What the exercise asks -
Collect all lines containing the word "JSON" from the data.

Materials provided -

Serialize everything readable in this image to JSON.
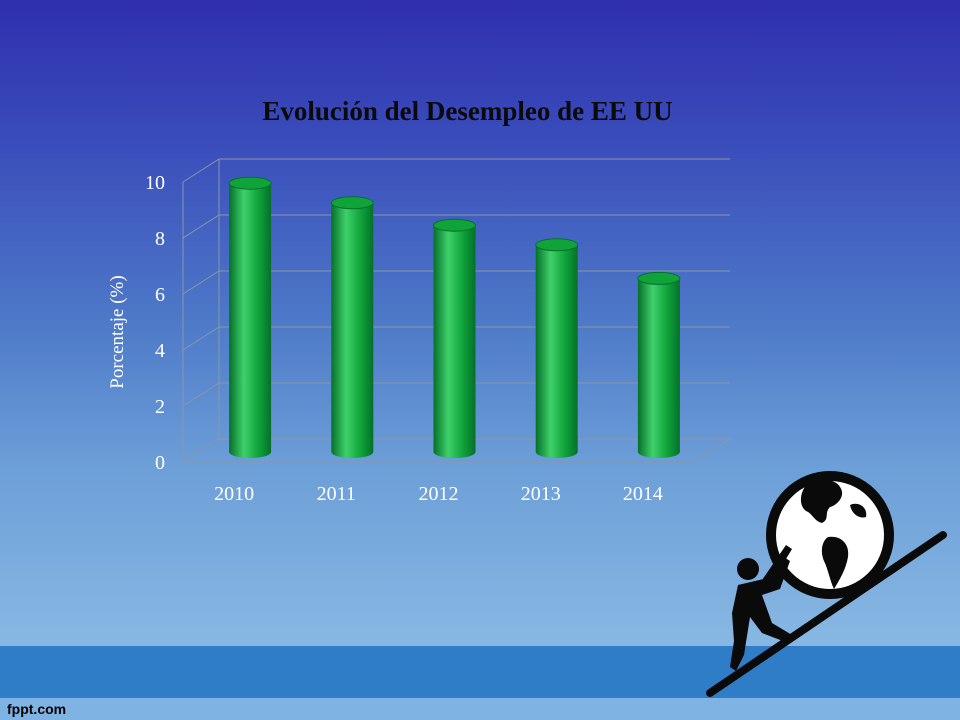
{
  "footer": {
    "text": "fppt.com"
  },
  "colors": {
    "bar": "#0fa33a",
    "bar_dark": "#05702a",
    "bar_light": "#3fd06a",
    "grid": "#8a97a6"
  },
  "illustration": {
    "icon": "person-pushing-globe-uphill-icon"
  },
  "chart_data": {
    "type": "bar",
    "title": "Evolución del Desempleo de EE UU",
    "xlabel": "",
    "ylabel": "Porcentaje (%)",
    "categories": [
      "2010",
      "2011",
      "2012",
      "2013",
      "2014"
    ],
    "values": [
      9.6,
      8.9,
      8.1,
      7.4,
      6.2
    ],
    "ylim": [
      0,
      10
    ],
    "yticks": [
      "0",
      "2",
      "4",
      "6",
      "8",
      "10"
    ],
    "grid": true,
    "style": "3d-cylinder"
  }
}
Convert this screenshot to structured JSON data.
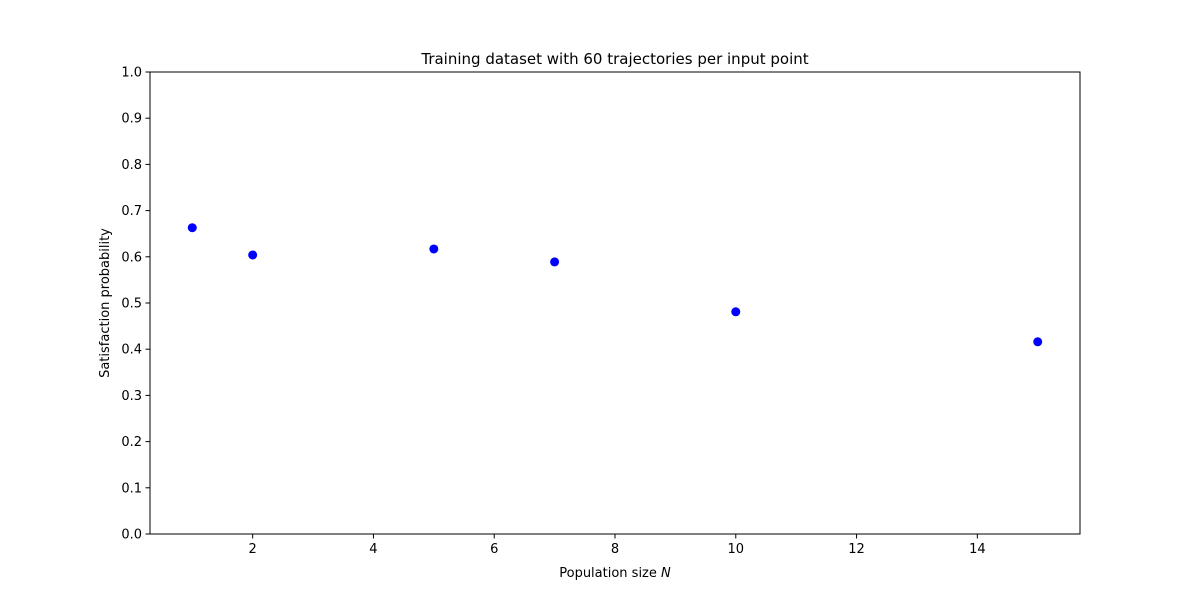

Written response -
Serialize everything readable in this image to JSON.
Convert this screenshot to structured JSON data.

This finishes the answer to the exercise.